● What needs to be done: Pull every line containing "trên" from the entries.

● Provided data:
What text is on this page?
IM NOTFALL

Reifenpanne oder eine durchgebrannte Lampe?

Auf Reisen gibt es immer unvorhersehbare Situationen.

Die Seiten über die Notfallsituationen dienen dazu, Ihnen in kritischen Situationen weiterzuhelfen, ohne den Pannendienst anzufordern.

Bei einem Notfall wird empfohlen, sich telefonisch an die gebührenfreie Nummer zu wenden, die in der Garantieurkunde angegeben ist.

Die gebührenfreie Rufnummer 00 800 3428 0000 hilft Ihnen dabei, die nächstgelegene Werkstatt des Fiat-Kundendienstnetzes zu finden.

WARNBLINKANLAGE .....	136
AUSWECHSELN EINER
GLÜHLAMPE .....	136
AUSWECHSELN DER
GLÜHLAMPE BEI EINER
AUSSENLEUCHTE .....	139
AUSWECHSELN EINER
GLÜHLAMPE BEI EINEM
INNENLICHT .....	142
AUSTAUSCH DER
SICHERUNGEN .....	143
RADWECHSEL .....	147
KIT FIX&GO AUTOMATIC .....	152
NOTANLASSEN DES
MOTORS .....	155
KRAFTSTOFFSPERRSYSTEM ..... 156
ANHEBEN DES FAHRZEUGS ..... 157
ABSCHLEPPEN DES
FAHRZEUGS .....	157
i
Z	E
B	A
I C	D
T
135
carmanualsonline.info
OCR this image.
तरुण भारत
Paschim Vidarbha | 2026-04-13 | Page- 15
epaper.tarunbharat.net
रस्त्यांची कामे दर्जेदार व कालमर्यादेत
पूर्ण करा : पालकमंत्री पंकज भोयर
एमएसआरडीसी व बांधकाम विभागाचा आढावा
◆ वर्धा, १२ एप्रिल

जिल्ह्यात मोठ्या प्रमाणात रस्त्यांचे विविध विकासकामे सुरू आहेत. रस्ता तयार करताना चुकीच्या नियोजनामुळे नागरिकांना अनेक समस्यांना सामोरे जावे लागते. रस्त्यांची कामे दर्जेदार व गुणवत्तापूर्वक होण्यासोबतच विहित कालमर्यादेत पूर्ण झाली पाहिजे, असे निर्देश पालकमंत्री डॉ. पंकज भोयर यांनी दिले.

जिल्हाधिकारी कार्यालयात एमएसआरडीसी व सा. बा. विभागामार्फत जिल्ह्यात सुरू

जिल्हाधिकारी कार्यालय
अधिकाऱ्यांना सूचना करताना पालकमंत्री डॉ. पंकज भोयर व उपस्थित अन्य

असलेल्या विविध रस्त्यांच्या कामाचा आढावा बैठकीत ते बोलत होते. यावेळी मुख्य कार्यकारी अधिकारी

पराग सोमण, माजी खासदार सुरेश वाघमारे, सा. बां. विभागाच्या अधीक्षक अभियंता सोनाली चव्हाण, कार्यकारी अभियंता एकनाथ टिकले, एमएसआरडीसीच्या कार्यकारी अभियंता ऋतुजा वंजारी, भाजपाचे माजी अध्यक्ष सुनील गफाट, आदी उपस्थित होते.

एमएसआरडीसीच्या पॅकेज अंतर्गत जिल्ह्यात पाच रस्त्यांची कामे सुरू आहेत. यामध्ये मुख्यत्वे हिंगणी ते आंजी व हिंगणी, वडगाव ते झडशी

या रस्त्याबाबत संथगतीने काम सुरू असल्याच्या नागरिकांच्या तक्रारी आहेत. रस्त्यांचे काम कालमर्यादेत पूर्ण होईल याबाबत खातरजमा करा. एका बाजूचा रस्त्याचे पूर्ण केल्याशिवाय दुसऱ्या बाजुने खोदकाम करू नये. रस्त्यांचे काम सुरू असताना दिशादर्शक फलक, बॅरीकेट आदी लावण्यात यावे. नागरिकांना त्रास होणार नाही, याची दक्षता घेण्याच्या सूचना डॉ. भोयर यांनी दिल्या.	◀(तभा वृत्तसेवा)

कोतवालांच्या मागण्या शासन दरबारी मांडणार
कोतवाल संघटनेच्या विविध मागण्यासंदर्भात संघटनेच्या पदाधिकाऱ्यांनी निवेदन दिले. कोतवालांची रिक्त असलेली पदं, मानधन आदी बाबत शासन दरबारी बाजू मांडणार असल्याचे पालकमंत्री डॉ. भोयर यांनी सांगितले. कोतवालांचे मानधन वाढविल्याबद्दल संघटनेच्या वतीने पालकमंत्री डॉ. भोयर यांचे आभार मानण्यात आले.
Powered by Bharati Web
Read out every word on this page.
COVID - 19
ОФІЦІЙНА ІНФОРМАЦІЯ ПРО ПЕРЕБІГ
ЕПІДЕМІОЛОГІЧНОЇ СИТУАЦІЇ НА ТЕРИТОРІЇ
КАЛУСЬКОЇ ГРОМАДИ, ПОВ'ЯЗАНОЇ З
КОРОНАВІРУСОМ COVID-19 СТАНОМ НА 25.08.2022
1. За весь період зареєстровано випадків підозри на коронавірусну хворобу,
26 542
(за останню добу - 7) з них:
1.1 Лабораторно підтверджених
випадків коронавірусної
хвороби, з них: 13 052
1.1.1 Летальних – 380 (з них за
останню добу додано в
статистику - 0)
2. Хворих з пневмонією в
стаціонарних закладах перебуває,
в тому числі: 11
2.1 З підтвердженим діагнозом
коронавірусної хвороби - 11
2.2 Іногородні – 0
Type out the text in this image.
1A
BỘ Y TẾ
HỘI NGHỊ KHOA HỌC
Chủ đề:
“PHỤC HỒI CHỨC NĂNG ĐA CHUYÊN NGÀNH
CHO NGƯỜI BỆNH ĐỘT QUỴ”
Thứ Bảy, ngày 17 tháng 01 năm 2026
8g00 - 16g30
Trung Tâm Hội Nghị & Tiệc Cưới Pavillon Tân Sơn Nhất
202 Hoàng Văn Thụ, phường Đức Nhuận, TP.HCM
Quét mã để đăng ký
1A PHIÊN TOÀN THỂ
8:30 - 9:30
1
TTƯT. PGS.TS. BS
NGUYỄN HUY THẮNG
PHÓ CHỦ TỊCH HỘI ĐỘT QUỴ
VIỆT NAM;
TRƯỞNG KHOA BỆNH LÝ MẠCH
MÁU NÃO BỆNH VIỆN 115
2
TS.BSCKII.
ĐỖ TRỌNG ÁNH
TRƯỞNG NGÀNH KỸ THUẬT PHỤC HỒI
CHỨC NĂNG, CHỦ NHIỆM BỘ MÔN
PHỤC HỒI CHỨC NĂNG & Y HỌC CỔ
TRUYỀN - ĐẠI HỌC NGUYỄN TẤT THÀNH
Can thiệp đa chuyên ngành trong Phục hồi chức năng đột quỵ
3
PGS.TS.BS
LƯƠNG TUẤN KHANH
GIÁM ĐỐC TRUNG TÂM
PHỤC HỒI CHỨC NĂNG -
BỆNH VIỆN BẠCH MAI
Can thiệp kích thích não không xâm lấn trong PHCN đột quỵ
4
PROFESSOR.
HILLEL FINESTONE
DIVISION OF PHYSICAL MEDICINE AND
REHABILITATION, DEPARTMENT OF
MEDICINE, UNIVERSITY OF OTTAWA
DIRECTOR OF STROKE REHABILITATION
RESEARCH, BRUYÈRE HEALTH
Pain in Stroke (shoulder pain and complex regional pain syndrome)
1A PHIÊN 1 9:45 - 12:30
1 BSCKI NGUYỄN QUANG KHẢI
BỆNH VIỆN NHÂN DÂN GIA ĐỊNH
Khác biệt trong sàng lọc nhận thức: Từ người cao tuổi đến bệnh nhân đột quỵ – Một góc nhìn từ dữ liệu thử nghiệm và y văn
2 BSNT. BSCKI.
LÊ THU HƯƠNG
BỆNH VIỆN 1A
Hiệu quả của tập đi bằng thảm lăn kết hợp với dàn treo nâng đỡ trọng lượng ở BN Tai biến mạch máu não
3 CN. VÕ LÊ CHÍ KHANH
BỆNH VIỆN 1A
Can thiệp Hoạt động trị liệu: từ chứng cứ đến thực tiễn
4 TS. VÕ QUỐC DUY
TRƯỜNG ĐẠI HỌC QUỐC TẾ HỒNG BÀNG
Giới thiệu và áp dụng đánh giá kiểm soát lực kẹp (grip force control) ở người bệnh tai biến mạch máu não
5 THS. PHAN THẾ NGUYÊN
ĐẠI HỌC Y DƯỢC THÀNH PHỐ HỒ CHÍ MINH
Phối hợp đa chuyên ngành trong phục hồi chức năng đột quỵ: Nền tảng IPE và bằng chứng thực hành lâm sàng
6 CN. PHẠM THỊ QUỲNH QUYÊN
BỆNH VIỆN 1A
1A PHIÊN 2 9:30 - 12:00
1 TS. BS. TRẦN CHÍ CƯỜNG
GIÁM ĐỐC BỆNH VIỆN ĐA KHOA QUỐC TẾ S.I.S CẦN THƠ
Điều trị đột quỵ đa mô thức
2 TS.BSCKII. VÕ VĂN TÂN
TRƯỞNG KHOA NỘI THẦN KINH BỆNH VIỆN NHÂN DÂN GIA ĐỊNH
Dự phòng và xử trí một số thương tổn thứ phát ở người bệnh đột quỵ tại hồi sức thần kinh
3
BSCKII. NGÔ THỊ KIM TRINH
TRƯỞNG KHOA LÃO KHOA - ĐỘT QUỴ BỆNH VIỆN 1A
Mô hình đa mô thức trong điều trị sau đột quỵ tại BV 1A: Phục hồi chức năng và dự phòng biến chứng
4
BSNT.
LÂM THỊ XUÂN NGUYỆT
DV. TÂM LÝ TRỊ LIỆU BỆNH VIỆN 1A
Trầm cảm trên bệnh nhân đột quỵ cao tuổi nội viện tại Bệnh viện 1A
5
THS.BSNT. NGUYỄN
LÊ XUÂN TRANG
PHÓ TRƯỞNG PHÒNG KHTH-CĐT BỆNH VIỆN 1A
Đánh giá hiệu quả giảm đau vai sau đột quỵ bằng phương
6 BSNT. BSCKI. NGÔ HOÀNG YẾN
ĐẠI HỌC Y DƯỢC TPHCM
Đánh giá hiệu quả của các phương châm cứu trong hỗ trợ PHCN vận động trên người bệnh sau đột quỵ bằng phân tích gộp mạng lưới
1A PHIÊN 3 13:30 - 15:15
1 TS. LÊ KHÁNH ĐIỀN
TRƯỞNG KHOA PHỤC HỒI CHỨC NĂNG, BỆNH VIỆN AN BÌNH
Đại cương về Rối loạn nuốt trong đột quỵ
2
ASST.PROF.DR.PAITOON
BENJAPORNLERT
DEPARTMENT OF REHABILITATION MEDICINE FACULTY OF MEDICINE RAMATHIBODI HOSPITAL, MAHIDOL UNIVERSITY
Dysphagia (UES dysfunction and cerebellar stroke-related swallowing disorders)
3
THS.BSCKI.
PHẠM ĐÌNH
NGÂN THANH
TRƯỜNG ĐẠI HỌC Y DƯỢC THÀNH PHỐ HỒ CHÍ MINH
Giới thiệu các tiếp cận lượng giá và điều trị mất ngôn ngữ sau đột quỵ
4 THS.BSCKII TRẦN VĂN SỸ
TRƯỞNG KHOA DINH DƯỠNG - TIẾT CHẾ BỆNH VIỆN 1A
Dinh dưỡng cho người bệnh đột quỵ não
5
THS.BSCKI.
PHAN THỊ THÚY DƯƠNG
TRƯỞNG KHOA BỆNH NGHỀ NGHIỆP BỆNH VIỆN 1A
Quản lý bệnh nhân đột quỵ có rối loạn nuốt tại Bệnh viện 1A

● Answer to the problem:
Trầm cảm trên bệnh nhân đột quỵ cao tuổi nội viện tại Bệnh viện 1A
Đánh giá hiệu quả của các phương châm cứu trong hỗ trợ PHCN vận động trên người bệnh sau đột quỵ bằng phân tích gộp mạng lưới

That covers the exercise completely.